Dynamic Programming

Note Before All: We assume that the environment is a finite MDP in this chapter.

The term dynamic programming (DP) refers to a collection of algorithms that can be used to compute optimal policies given a perfect model of the environment as a Markov decision process (MDP).

The key idea of DP, and of reinforcement learning generally, is the use of value functions to organize and structure the search for good policies.

DP algorithms are obtained by turning Bellman equations such as these into assignments, that is, into update rules for improving approximations of the desired value functions.

Policy

Evaluation

Let's use the Bellman equation for $v_{\pi}$ as an update rule:

\begin{align*} v_{k+1}(s) &= \mathbb{E} \left[ R_{t+1} + \gamma v_k(S_{t+1}) | S_t = s \right] \\ &= \sum_a \pi(a|s) \sum_{s',r} p(s',r|s,a) \left[ r + \gamma v_k(s') \right] \end{align*}

for all $s \in \mathcal{S}$ . Clearly, $v_k = v_{\pi}$ is a ﬁxed point for this update rule because the Bellman equation for vπ assures us of equality in this case. Indeed, the sequence $\{v_k\}$ can be shown in general to converge to $v_{\pi}$ as $k \rightarrow \infty$ under the same conditions that guarantee the existence of $v_{\pi}$ . This algorithm is called iterative policy evaluation.

DATASET EXCERPT.
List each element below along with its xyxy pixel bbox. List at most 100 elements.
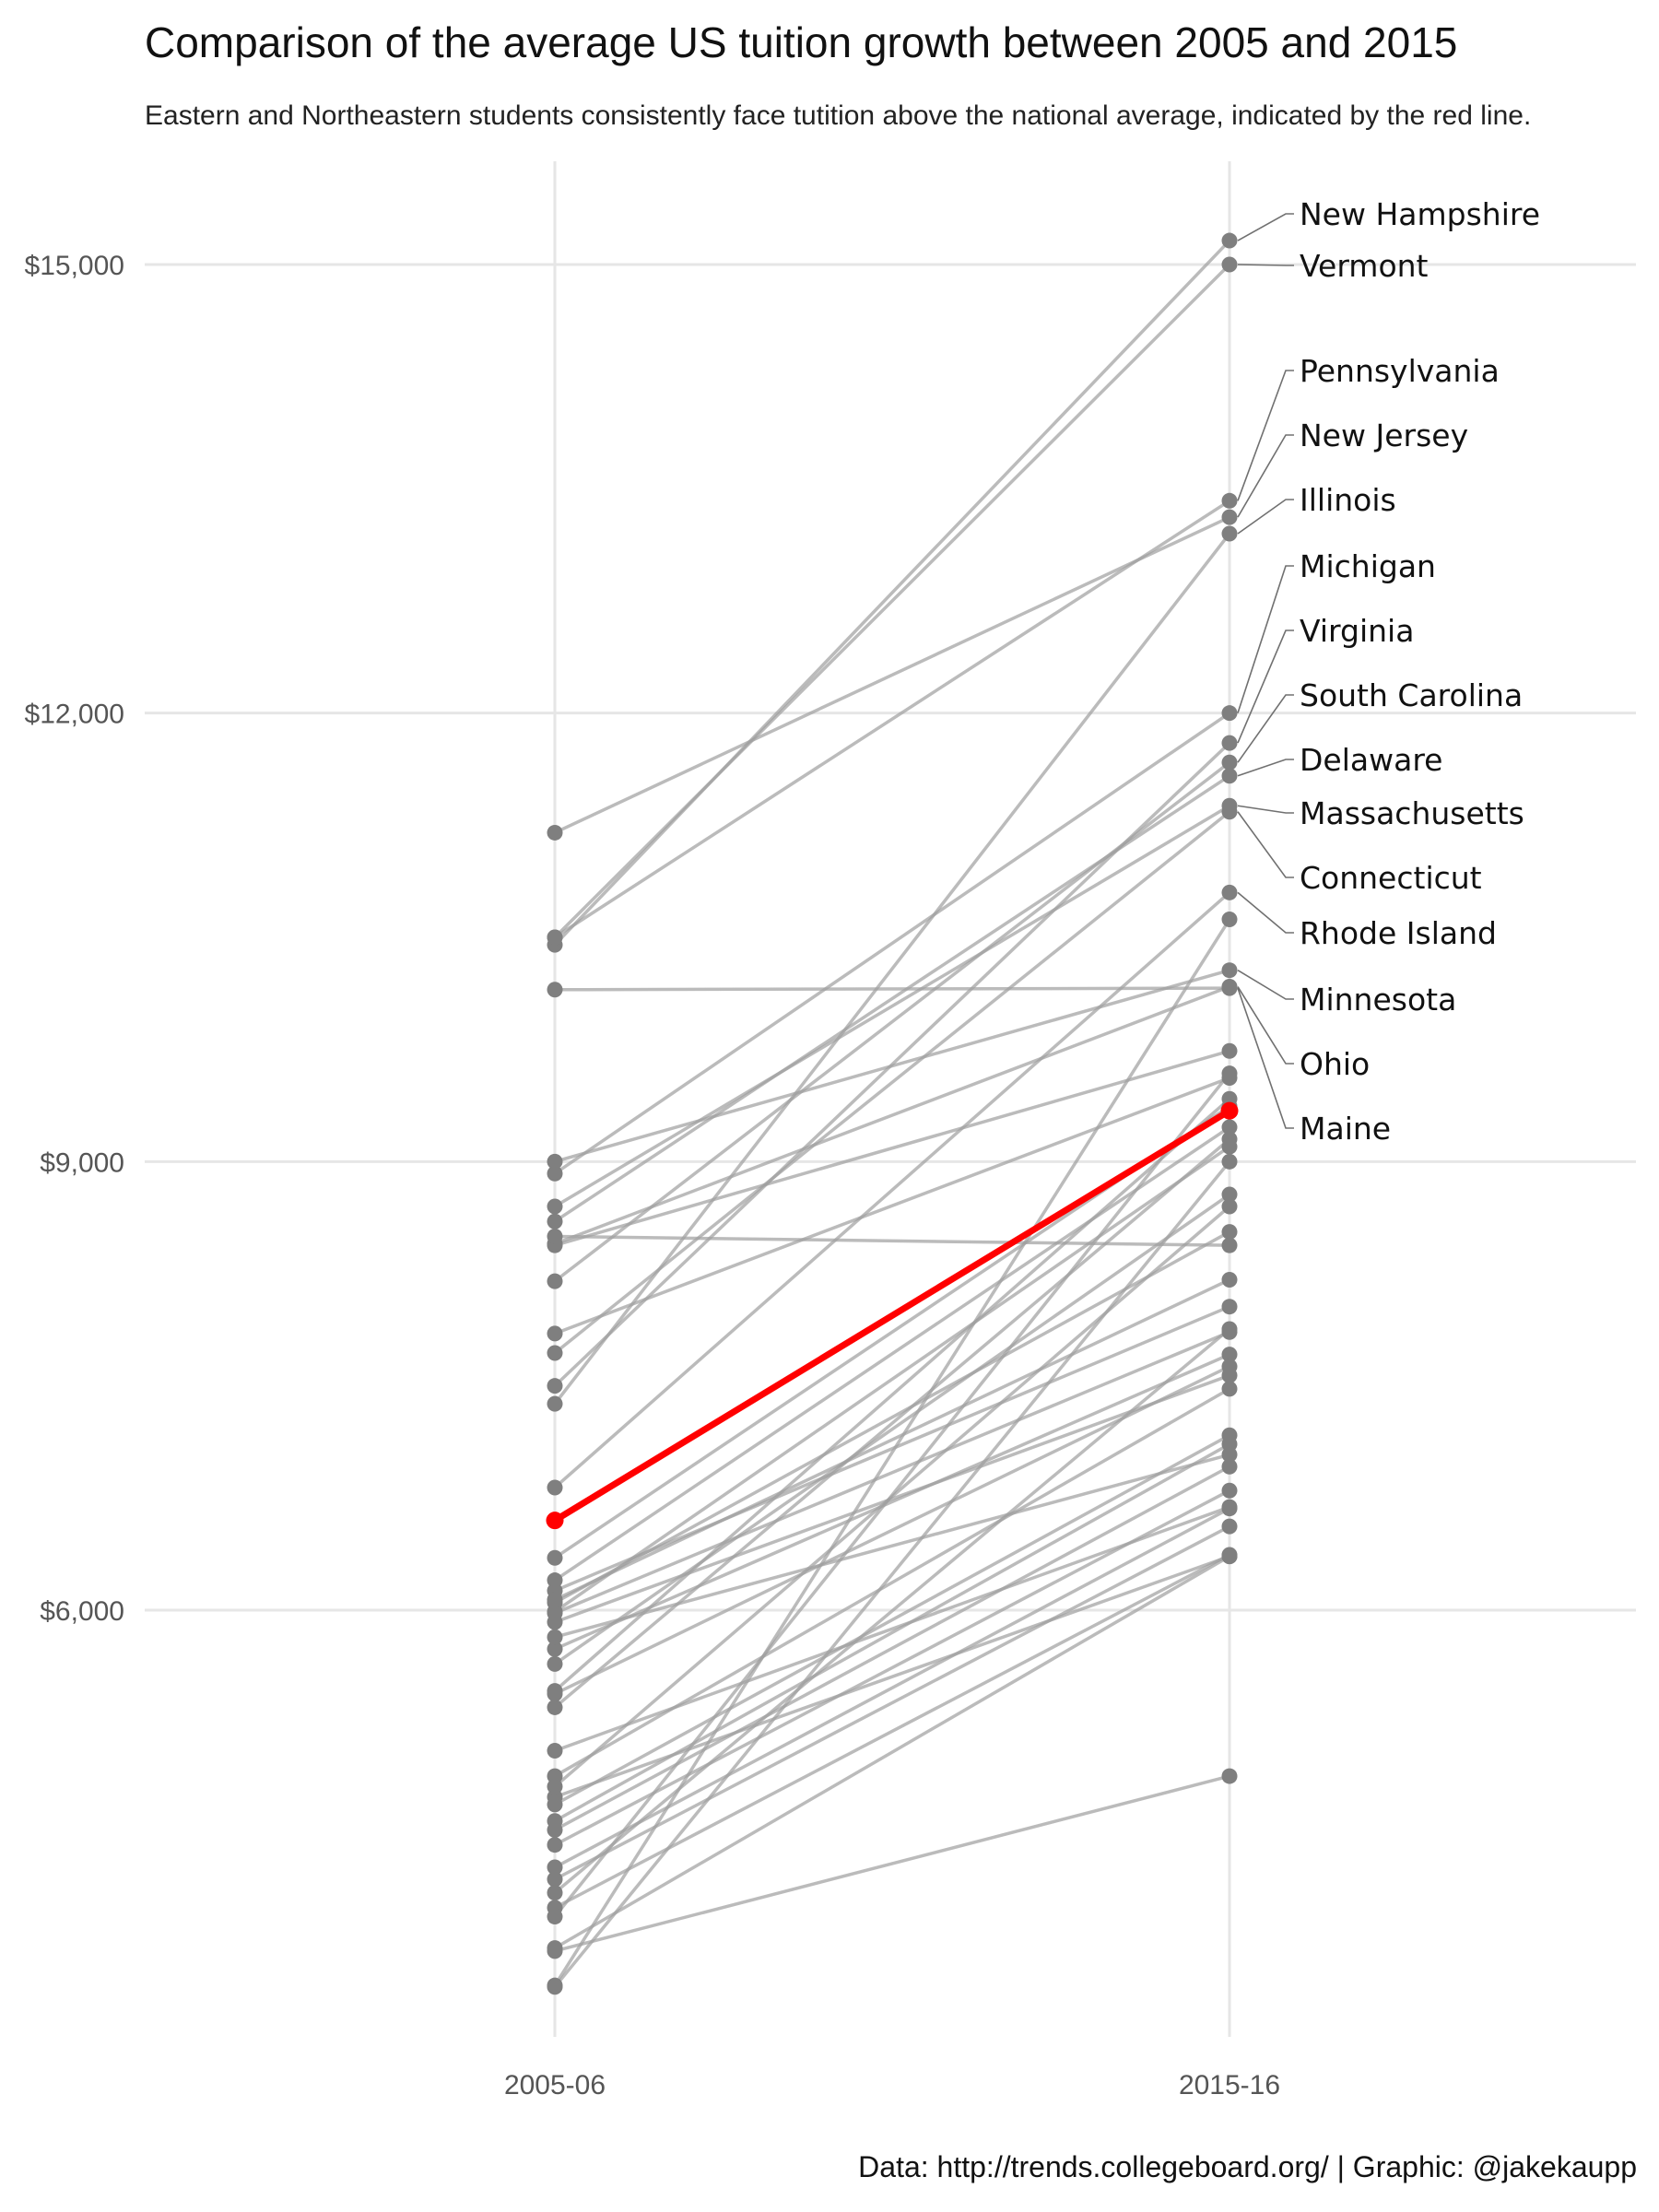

THE PROBLEM. Please reproduce, unchanged, the part of the dynamic programming text that opens with the words containing "The term dynamic" and closes with "decision process (MDP).".

FULL RESPONSE.
The term dynamic programming (DP) refers to a collection of algorithms that can be used to compute optimal policies given a perfect model of the environment as a Markov decision process (MDP).